** Start Extracted data **

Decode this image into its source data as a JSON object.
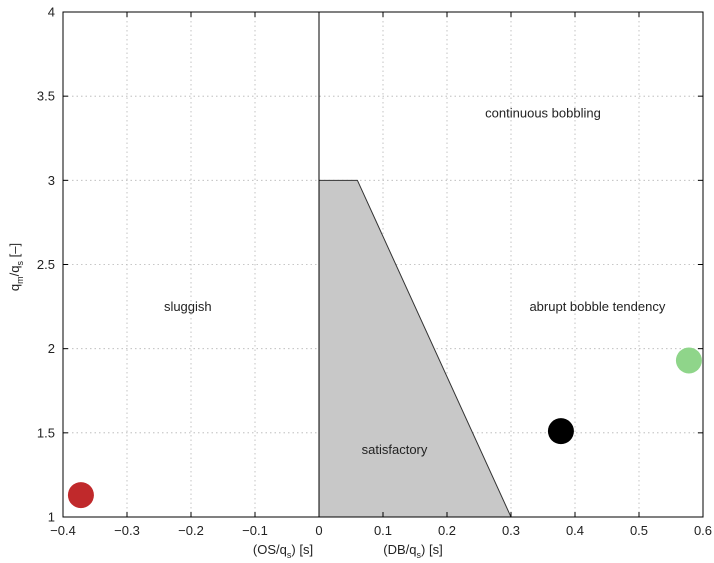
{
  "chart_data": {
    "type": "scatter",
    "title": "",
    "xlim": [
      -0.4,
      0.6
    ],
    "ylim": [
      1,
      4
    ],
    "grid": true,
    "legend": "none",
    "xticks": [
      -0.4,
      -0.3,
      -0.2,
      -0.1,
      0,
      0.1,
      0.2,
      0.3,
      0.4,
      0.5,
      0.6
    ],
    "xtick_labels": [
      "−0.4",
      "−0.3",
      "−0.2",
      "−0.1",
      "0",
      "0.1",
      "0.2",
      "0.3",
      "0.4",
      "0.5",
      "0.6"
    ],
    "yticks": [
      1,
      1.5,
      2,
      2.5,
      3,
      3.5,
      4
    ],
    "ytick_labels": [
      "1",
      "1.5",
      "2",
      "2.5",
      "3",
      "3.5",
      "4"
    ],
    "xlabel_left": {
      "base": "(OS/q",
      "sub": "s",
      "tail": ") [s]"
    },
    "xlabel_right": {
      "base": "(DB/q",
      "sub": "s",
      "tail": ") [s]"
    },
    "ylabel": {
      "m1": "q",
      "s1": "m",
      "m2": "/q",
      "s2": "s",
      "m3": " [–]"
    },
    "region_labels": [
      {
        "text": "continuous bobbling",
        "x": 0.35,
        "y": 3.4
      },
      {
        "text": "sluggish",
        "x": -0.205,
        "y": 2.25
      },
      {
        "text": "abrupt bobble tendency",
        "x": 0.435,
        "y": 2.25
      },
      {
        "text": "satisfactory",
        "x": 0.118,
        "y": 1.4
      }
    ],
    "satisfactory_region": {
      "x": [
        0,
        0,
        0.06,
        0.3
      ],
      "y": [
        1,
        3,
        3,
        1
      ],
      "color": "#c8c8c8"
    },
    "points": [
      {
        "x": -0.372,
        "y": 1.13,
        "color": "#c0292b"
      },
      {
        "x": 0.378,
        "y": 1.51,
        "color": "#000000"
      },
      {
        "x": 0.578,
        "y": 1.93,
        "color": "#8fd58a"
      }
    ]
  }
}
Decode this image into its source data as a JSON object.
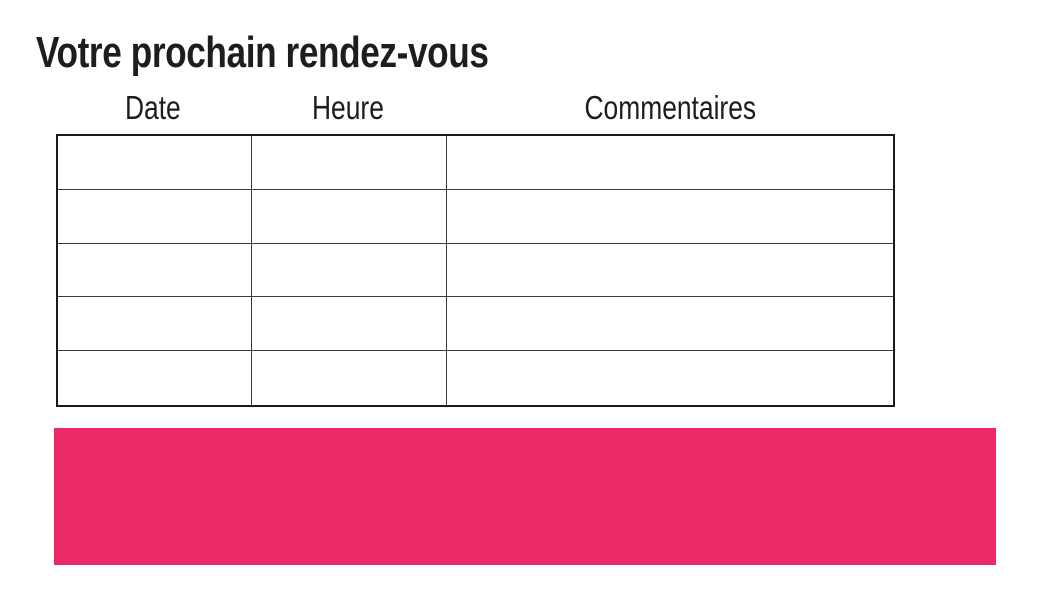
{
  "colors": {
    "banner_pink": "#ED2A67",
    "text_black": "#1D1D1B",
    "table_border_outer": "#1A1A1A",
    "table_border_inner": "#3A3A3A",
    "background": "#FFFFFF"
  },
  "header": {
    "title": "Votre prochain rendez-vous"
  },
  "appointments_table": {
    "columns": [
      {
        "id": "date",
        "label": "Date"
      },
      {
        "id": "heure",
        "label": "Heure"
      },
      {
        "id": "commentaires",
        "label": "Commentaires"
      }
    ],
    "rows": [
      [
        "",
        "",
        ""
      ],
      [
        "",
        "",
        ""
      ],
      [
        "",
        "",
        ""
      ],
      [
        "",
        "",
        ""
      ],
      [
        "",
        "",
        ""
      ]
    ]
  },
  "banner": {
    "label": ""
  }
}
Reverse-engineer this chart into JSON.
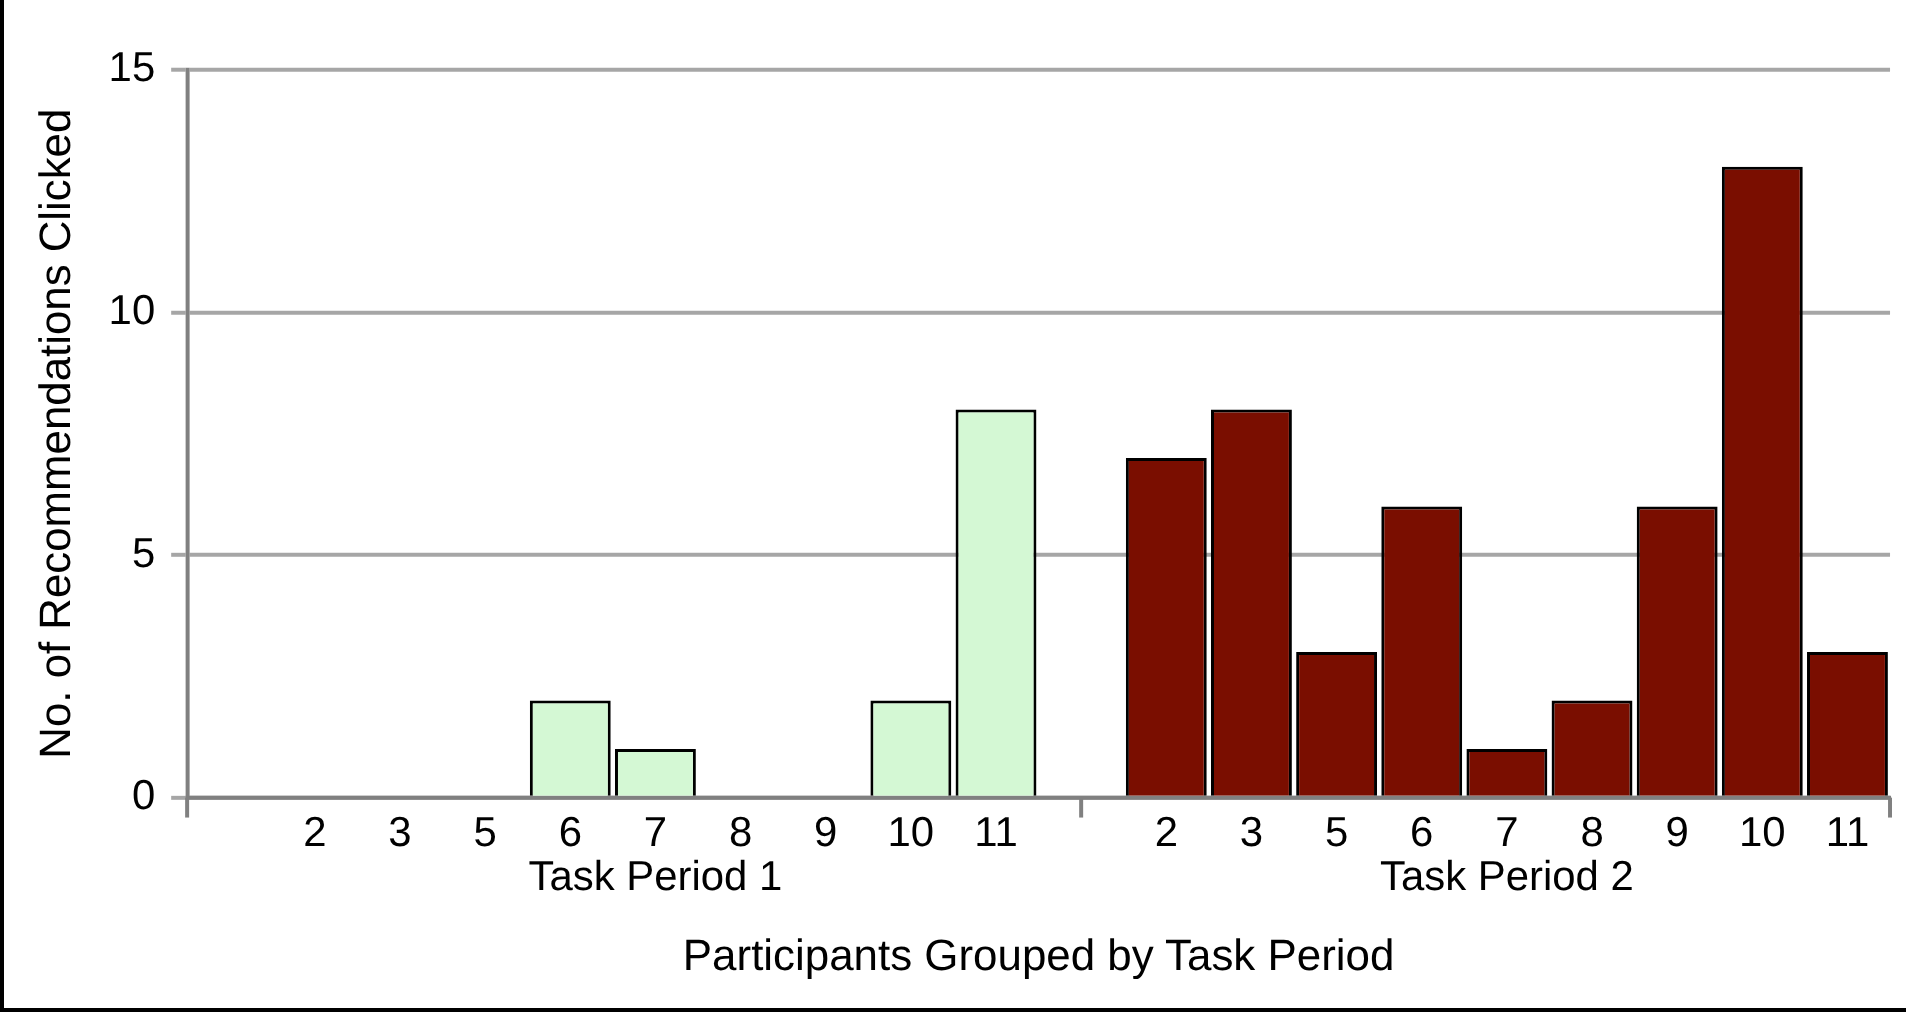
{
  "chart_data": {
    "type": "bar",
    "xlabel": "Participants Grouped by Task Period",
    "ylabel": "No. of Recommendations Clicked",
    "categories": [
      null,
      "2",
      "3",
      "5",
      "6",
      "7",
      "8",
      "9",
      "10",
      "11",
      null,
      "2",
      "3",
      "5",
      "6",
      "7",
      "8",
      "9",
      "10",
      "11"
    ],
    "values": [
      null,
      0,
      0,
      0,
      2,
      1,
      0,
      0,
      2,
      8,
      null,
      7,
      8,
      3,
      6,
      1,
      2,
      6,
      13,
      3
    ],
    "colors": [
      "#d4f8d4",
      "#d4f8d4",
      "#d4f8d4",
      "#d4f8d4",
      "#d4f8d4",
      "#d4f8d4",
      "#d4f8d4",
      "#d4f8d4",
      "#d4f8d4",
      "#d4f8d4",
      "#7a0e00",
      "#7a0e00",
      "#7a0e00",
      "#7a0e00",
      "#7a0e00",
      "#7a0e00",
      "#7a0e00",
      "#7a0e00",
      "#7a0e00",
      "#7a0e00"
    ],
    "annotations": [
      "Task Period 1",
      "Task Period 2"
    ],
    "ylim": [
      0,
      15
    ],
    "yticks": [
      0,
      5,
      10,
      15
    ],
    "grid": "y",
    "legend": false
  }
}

** End Extracted data **

Work instructions: Set down the lines of the records above exactly, apart from the pictures.

Expected output:
Decode this image into its source data as a JSON object.
{
  "chart_data": {
    "type": "scatter",
    "title": "",
    "xlim": [
      -0.4,
      0.6
    ],
    "ylim": [
      1,
      4
    ],
    "grid": true,
    "legend": "none",
    "xticks": [
      -0.4,
      -0.3,
      -0.2,
      -0.1,
      0,
      0.1,
      0.2,
      0.3,
      0.4,
      0.5,
      0.6
    ],
    "xtick_labels": [
      "−0.4",
      "−0.3",
      "−0.2",
      "−0.1",
      "0",
      "0.1",
      "0.2",
      "0.3",
      "0.4",
      "0.5",
      "0.6"
    ],
    "yticks": [
      1,
      1.5,
      2,
      2.5,
      3,
      3.5,
      4
    ],
    "ytick_labels": [
      "1",
      "1.5",
      "2",
      "2.5",
      "3",
      "3.5",
      "4"
    ],
    "xlabel_left": {
      "base": "(OS/q",
      "sub": "s",
      "tail": ") [s]"
    },
    "xlabel_right": {
      "base": "(DB/q",
      "sub": "s",
      "tail": ") [s]"
    },
    "ylabel": {
      "m1": "q",
      "s1": "m",
      "m2": "/q",
      "s2": "s",
      "m3": " [–]"
    },
    "region_labels": [
      {
        "text": "continuous bobbling",
        "x": 0.35,
        "y": 3.4
      },
      {
        "text": "sluggish",
        "x": -0.205,
        "y": 2.25
      },
      {
        "text": "abrupt bobble tendency",
        "x": 0.435,
        "y": 2.25
      },
      {
        "text": "satisfactory",
        "x": 0.118,
        "y": 1.4
      }
    ],
    "satisfactory_region": {
      "x": [
        0,
        0,
        0.06,
        0.3
      ],
      "y": [
        1,
        3,
        3,
        1
      ],
      "color": "#c8c8c8"
    },
    "points": [
      {
        "x": -0.372,
        "y": 1.13,
        "color": "#c0292b"
      },
      {
        "x": 0.378,
        "y": 1.51,
        "color": "#000000"
      },
      {
        "x": 0.578,
        "y": 1.93,
        "color": "#8fd58a"
      }
    ]
  }
}
Decode this image into its source data as a JSON object.
{
  "colors": {
    "banner_pink": "#ED2A67",
    "text_black": "#1D1D1B",
    "table_border_outer": "#1A1A1A",
    "table_border_inner": "#3A3A3A",
    "background": "#FFFFFF"
  },
  "header": {
    "title": "Votre prochain rendez-vous"
  },
  "appointments_table": {
    "columns": [
      {
        "id": "date",
        "label": "Date"
      },
      {
        "id": "heure",
        "label": "Heure"
      },
      {
        "id": "commentaires",
        "label": "Commentaires"
      }
    ],
    "rows": [
      [
        "",
        "",
        ""
      ],
      [
        "",
        "",
        ""
      ],
      [
        "",
        "",
        ""
      ],
      [
        "",
        "",
        ""
      ],
      [
        "",
        "",
        ""
      ]
    ]
  },
  "banner": {
    "label": ""
  }
}
Reverse-engineer this chart into JSON.
{
  "chart_data": {
    "type": "bar",
    "xlabel": "Participants Grouped by Task Period",
    "ylabel": "No. of Recommendations Clicked",
    "categories": [
      null,
      "2",
      "3",
      "5",
      "6",
      "7",
      "8",
      "9",
      "10",
      "11",
      null,
      "2",
      "3",
      "5",
      "6",
      "7",
      "8",
      "9",
      "10",
      "11"
    ],
    "values": [
      null,
      0,
      0,
      0,
      2,
      1,
      0,
      0,
      2,
      8,
      null,
      7,
      8,
      3,
      6,
      1,
      2,
      6,
      13,
      3
    ],
    "colors": [
      "#d4f8d4",
      "#d4f8d4",
      "#d4f8d4",
      "#d4f8d4",
      "#d4f8d4",
      "#d4f8d4",
      "#d4f8d4",
      "#d4f8d4",
      "#d4f8d4",
      "#d4f8d4",
      "#7a0e00",
      "#7a0e00",
      "#7a0e00",
      "#7a0e00",
      "#7a0e00",
      "#7a0e00",
      "#7a0e00",
      "#7a0e00",
      "#7a0e00",
      "#7a0e00"
    ],
    "annotations": [
      "Task Period 1",
      "Task Period 2"
    ],
    "ylim": [
      0,
      15
    ],
    "yticks": [
      0,
      5,
      10,
      15
    ],
    "grid": "y",
    "legend": false
  }
}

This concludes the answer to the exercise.